## [Texte à lire]

★ ★ ★

Un souvenir du clergé réfractaire à l’église de Saint-Cybard

L’église de Saint-Cybard n’est pas toujours ouverte. Elle est bien modeste pourtant, et ne recèle pas grand-chose qui puisse exciter la convoitise. Regroupée avec quelques maisons non loin au-dessus du Voultron, on y remarque cependant la présence d’une plaque commémorative, fixée au-dessus des fonds baptismaux. L’inscription intrigue:

Ici
a été baptisé le 13 Octobre 1744
Pierre Louis de LA ROCHEFOUCAULD
Dernier évêque de Saintes
Né au Vivier le 12 Octobre 1744
Martyrisé au Couvent des Carmes
à Paris le 2 Septembre 1792
Béatifié à Rome par le Souverain Pontife Pie XI
le 17 Octobre 1926

Eglise de Saint-Cybard
Plaque commémorative de l’église de Saint-Cybard

La modestie des lieux tranche avec l’importance que semble avoir eu le personnage. De fait, il ne faut pas beaucoup chercher pour découvrir la biographie de Pierre Louis de La Rochefoucauld, évêque de Saintes, ainsi que celle de son frère François-Joseph, lui-même évêque de Beauvais, dont les vies furent si tragiquement liées.

L’acte de baptême de Pierre-Louis nous enseigne qu’il est né de « Jean de Larochefoucault, chevalier, seigneur de Momont, Manzac, Barros, le Vivier et autres places, chevalier des ordres militaires de Notre-Dame du Mont-Carmel et Saint-Lazare de Jérusalem, et de dame Marguerite des Esco, mariés, demeurant en leur château du Vivié« . Ses parrains furent un couple de domestiques du château, et les témoins de simple vignerons ne sachant pas signer.

Le Vivier (Blanzaguet- Saint Cybard)

Le livre de L. Audiat, « Pierre Louis de la Rochefoucauld, dernier-évêque de Saintes et son frère, évêque de Beauvais » (1987) documente en détail la vie des deux frères.

Comme l’indique l’acte de baptême, Pierre-Louis n’était nullement issu d’une famille modeste, et ce n’est que l’usage symbolique des grandes familles qui le fit baptiser ainsi. Il était issu de la branche La Rochefoucauld-Bayers, fondée par René de la Rochefoucauld, seigneur de Bayers en Charente (1529).

★ ★ ★

## [Données brutes]
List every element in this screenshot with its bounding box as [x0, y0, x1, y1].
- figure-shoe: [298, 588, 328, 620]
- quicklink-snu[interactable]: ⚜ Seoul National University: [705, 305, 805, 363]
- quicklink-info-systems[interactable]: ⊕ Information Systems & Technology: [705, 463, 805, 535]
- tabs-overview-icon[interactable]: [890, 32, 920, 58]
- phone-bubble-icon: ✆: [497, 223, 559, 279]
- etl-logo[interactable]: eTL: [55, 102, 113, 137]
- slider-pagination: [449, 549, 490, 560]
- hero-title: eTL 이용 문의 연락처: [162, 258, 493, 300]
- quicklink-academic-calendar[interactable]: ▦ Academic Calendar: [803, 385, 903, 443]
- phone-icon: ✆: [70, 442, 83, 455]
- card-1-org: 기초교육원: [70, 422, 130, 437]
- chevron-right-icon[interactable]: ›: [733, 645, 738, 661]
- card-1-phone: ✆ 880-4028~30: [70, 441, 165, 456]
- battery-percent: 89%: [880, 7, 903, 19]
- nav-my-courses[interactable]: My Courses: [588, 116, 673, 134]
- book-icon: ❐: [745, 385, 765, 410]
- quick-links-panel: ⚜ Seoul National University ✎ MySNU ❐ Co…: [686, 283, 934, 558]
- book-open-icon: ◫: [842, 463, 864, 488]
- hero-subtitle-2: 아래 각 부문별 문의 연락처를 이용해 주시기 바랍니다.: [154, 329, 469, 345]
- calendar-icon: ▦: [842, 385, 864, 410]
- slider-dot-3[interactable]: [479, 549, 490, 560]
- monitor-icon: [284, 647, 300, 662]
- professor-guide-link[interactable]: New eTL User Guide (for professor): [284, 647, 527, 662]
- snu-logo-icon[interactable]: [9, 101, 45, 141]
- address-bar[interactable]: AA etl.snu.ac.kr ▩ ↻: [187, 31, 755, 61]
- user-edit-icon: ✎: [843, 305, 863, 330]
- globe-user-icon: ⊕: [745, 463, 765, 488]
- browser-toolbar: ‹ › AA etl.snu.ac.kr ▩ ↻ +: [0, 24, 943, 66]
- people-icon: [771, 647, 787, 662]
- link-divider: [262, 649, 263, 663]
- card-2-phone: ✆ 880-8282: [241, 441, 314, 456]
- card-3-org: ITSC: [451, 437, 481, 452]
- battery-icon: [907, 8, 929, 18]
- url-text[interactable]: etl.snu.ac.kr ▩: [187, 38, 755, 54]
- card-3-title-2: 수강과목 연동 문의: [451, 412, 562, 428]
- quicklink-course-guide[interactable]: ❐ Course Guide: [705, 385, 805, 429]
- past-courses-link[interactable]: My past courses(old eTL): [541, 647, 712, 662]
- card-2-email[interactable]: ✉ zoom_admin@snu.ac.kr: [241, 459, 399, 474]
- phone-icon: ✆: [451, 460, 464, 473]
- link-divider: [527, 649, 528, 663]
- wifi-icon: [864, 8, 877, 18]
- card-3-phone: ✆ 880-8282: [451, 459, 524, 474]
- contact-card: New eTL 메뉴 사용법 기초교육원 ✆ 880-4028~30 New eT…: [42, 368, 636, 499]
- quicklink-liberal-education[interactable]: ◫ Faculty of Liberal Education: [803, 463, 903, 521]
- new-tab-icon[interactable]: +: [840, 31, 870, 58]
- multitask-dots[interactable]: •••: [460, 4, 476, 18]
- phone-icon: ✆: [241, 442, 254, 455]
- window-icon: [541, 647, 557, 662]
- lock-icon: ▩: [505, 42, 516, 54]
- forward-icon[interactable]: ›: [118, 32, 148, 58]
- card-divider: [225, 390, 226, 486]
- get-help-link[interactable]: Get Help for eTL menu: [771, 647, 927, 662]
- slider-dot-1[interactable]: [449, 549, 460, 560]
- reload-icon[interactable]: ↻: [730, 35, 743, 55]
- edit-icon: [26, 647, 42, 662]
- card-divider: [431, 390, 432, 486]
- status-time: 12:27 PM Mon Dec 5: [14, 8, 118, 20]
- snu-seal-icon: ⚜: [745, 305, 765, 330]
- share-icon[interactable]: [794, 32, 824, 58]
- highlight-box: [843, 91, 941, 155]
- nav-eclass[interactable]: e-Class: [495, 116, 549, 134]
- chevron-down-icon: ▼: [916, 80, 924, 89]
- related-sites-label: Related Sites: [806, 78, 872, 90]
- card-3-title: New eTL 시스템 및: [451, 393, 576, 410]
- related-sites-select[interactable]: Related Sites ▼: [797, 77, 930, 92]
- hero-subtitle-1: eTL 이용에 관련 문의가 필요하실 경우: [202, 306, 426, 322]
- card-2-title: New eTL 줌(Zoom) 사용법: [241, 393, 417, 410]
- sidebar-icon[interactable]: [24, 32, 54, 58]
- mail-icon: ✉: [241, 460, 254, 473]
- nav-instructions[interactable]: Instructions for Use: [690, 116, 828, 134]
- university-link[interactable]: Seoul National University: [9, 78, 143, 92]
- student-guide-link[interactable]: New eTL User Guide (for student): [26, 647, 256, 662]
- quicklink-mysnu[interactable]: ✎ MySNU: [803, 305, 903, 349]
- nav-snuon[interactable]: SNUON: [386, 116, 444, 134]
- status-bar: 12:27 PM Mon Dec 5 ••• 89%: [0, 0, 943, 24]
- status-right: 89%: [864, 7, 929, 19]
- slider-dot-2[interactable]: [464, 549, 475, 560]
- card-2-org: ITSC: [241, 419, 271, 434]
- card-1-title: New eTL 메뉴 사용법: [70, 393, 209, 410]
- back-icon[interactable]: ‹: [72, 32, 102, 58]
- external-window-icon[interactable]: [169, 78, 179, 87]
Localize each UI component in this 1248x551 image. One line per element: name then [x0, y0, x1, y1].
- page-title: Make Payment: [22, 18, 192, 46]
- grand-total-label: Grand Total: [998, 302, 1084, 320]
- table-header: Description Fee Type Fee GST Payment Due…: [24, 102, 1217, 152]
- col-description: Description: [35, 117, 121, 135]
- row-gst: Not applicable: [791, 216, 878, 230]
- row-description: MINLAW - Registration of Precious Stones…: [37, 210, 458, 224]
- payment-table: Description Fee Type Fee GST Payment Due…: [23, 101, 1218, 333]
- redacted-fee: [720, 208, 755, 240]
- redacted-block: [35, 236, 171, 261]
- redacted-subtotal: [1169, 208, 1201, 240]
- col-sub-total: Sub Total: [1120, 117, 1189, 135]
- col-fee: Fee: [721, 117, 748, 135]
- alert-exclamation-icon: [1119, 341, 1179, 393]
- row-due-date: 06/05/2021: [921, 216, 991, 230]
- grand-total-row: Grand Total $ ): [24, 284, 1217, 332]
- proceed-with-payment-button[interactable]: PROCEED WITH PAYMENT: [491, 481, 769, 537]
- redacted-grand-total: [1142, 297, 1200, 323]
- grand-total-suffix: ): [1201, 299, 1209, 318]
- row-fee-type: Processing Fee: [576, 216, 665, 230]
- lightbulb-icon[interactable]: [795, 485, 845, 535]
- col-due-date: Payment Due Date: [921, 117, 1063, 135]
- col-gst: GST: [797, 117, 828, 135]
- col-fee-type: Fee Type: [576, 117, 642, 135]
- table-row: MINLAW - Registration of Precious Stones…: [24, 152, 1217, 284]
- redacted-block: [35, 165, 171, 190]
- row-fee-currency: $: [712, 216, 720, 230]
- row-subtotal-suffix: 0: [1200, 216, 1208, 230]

★ ★ ★

## [Consignes]
**A)** Recopiez le passage du texte sur l'église de Saint-Cybard, de « La modestie des » à « sachant pas signer. ».
**B)** D'après le texte sur l'église de Saint-Cybard, qui furent les parrains de Pierre-Louis ?

## [Réponses par tâche]
**A)**
La modestie des lieux tranche avec l’importance que semble avoir eu le personnage. De fait, il ne faut pas beaucoup chercher pour découvrir la biographie de Pierre Louis de La Rochefoucauld, évêque de Saintes, ainsi que celle de son frère François-Joseph, lui-même évêque de Beauvais, dont les vies furent si tragiquement liées.

L’acte de baptême de Pierre-Louis nous enseigne qu’il est né de « Jean de Larochefoucault, chevalier, seigneur de Momont, Manzac, Barros, le Vivier et autres places, chevalier des ordres militaires de Notre-Dame du Mont-Carmel et Saint-Lazare de Jérusalem, et de dame Marguerite des Esco, mariés, demeurant en leur château du Vivié« . Ses parrains furent un couple de domestiques du château, et les témoins de simple vignerons ne sachant pas signer.

**B)** Un couple de domestiques du château.